Problem details –
Quote the entries that follow exactly, leaving none out.

(Figure collection entries)
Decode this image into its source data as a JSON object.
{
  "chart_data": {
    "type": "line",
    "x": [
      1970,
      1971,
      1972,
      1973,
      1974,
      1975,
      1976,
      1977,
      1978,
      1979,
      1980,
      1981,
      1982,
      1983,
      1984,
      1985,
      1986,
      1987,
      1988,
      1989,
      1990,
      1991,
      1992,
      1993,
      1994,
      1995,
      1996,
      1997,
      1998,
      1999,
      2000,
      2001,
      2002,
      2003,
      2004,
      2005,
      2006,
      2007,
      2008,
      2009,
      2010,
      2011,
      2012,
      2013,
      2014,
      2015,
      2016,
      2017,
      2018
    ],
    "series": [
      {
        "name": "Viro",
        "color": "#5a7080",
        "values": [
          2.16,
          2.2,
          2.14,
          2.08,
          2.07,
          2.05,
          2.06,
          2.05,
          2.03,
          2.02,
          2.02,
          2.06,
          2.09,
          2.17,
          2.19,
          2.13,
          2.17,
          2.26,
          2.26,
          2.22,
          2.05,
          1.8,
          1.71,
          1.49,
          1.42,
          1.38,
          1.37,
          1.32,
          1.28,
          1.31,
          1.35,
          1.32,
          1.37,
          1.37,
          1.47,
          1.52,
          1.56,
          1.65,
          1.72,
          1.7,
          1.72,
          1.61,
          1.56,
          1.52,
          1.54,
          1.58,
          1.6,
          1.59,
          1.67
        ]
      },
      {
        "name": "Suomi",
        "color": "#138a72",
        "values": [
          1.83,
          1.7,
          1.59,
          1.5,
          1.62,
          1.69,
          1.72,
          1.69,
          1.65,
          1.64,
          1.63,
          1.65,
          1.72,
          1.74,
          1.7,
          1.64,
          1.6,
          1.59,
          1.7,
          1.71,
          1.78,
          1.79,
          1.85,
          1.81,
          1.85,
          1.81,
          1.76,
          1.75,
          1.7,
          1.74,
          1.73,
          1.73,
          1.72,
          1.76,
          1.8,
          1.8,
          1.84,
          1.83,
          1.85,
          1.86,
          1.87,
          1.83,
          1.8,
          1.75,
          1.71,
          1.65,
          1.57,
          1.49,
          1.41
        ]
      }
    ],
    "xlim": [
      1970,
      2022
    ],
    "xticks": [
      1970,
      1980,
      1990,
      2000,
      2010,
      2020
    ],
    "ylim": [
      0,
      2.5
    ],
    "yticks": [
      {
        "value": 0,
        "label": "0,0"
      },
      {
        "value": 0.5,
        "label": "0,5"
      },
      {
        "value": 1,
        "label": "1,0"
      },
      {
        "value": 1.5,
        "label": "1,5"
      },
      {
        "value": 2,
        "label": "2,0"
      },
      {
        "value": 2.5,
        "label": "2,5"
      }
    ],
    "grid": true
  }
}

Solution –
Decode this image into its source data as a JSON object.
{
  "chart_data": {
    "type": "line",
    "x": [
      1970,
      1971,
      1972,
      1973,
      1974,
      1975,
      1976,
      1977,
      1978,
      1979,
      1980,
      1981,
      1982,
      1983,
      1984,
      1985,
      1986,
      1987,
      1988,
      1989,
      1990,
      1991,
      1992,
      1993,
      1994,
      1995,
      1996,
      1997,
      1998,
      1999,
      2000,
      2001,
      2002,
      2003,
      2004,
      2005,
      2006,
      2007,
      2008,
      2009,
      2010,
      2011,
      2012,
      2013,
      2014,
      2015,
      2016,
      2017,
      2018
    ],
    "series": [
      {
        "name": "Viro",
        "color": "#5a7080",
        "values": [
          2.16,
          2.2,
          2.14,
          2.08,
          2.07,
          2.05,
          2.06,
          2.05,
          2.03,
          2.02,
          2.02,
          2.06,
          2.09,
          2.17,
          2.19,
          2.13,
          2.17,
          2.26,
          2.26,
          2.22,
          2.05,
          1.8,
          1.71,
          1.49,
          1.42,
          1.38,
          1.37,
          1.32,
          1.28,
          1.31,
          1.35,
          1.32,
          1.37,
          1.37,
          1.47,
          1.52,
          1.56,
          1.65,
          1.72,
          1.7,
          1.72,
          1.61,
          1.56,
          1.52,
          1.54,
          1.58,
          1.6,
          1.59,
          1.67
        ]
      },
      {
        "name": "Suomi",
        "color": "#138a72",
        "values": [
          1.83,
          1.7,
          1.59,
          1.5,
          1.62,
          1.69,
          1.72,
          1.69,
          1.65,
          1.64,
          1.63,
          1.65,
          1.72,
          1.74,
          1.7,
          1.64,
          1.6,
          1.59,
          1.7,
          1.71,
          1.78,
          1.79,
          1.85,
          1.81,
          1.85,
          1.81,
          1.76,
          1.75,
          1.7,
          1.74,
          1.73,
          1.73,
          1.72,
          1.76,
          1.8,
          1.8,
          1.84,
          1.83,
          1.85,
          1.86,
          1.87,
          1.83,
          1.8,
          1.75,
          1.71,
          1.65,
          1.57,
          1.49,
          1.41
        ]
      }
    ],
    "xlim": [
      1970,
      2022
    ],
    "xticks": [
      1970,
      1980,
      1990,
      2000,
      2010,
      2020
    ],
    "ylim": [
      0,
      2.5
    ],
    "yticks": [
      {
        "value": 0,
        "label": "0,0"
      },
      {
        "value": 0.5,
        "label": "0,5"
      },
      {
        "value": 1,
        "label": "1,0"
      },
      {
        "value": 1.5,
        "label": "1,5"
      },
      {
        "value": 2,
        "label": "2,0"
      },
      {
        "value": 2.5,
        "label": "2,5"
      }
    ],
    "grid": true
  }
}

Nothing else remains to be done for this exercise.